··· SOURCE DATA

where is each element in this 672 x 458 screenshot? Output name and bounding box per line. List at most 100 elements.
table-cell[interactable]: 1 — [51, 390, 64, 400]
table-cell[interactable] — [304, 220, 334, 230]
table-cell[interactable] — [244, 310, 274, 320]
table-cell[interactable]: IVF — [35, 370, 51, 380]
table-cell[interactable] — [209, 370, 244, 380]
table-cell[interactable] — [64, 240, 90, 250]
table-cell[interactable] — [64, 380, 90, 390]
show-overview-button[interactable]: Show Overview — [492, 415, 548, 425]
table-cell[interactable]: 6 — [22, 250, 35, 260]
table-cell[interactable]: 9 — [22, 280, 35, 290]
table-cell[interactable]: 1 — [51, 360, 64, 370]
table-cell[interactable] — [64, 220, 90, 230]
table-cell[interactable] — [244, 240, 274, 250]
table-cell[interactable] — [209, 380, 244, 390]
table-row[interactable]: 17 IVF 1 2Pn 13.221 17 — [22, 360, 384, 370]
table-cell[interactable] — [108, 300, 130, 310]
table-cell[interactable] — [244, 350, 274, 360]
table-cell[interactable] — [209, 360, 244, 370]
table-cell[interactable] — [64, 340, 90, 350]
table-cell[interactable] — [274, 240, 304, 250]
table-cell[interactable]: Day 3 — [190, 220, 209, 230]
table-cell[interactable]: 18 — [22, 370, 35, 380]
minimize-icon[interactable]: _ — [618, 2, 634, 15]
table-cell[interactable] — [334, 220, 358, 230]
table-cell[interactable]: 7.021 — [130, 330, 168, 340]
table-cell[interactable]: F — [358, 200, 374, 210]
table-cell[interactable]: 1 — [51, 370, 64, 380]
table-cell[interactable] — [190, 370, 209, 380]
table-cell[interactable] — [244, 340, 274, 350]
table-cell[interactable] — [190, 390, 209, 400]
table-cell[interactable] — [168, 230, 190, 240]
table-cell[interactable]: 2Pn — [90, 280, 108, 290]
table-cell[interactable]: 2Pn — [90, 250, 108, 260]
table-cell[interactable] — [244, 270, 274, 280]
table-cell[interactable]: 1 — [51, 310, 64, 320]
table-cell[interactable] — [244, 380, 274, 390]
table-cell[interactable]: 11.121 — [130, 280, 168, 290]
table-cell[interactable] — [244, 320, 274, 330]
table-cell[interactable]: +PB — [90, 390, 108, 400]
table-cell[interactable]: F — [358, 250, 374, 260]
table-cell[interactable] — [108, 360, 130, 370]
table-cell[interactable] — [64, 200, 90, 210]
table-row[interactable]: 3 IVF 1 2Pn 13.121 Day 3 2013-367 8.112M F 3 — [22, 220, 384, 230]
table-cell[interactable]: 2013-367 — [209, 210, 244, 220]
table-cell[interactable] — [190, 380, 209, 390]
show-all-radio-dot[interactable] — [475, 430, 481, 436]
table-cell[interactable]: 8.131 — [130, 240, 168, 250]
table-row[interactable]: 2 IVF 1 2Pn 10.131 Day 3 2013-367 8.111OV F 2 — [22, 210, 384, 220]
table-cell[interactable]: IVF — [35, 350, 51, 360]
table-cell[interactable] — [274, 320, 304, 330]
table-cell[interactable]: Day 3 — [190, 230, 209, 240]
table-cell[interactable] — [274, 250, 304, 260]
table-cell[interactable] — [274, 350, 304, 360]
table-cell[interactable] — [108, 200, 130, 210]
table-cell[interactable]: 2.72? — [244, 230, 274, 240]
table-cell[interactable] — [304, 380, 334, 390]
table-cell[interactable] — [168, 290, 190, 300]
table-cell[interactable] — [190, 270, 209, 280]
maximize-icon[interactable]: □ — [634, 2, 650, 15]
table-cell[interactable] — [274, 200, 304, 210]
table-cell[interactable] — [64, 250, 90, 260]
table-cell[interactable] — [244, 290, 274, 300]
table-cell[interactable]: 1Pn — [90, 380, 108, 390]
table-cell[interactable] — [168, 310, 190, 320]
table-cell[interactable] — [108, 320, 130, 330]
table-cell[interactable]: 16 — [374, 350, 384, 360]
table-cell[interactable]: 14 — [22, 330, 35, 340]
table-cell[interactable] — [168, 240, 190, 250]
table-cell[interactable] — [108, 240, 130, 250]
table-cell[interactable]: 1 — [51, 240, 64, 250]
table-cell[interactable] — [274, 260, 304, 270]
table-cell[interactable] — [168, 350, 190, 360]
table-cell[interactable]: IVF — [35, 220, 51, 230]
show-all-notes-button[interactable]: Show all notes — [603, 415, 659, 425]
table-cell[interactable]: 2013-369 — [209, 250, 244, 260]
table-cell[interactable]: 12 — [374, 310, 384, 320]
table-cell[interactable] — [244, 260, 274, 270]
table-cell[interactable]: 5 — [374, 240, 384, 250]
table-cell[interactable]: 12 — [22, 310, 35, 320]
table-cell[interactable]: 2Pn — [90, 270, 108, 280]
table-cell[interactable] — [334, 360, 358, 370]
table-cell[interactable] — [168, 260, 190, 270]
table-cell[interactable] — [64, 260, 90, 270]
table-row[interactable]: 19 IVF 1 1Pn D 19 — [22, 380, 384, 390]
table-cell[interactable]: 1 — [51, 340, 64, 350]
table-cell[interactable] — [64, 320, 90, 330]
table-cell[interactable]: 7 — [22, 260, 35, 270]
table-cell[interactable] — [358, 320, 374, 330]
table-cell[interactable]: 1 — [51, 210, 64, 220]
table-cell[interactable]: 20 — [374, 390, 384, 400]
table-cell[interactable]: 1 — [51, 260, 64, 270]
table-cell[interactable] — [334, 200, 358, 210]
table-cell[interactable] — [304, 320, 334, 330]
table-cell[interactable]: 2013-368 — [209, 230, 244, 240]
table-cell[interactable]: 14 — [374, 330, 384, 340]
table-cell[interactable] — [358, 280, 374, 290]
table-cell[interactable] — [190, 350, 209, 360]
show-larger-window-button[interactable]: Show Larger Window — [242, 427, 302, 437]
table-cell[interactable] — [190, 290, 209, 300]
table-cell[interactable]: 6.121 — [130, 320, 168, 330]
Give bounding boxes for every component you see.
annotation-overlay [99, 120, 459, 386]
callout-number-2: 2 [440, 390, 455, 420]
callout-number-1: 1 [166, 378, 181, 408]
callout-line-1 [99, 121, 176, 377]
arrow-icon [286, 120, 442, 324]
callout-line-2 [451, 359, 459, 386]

······

(EXERCISE PROMPT): Report how many lines of the rows contain the string "show", counting only matches with the same case.

(ANSWER TO THE PROBLEM): 4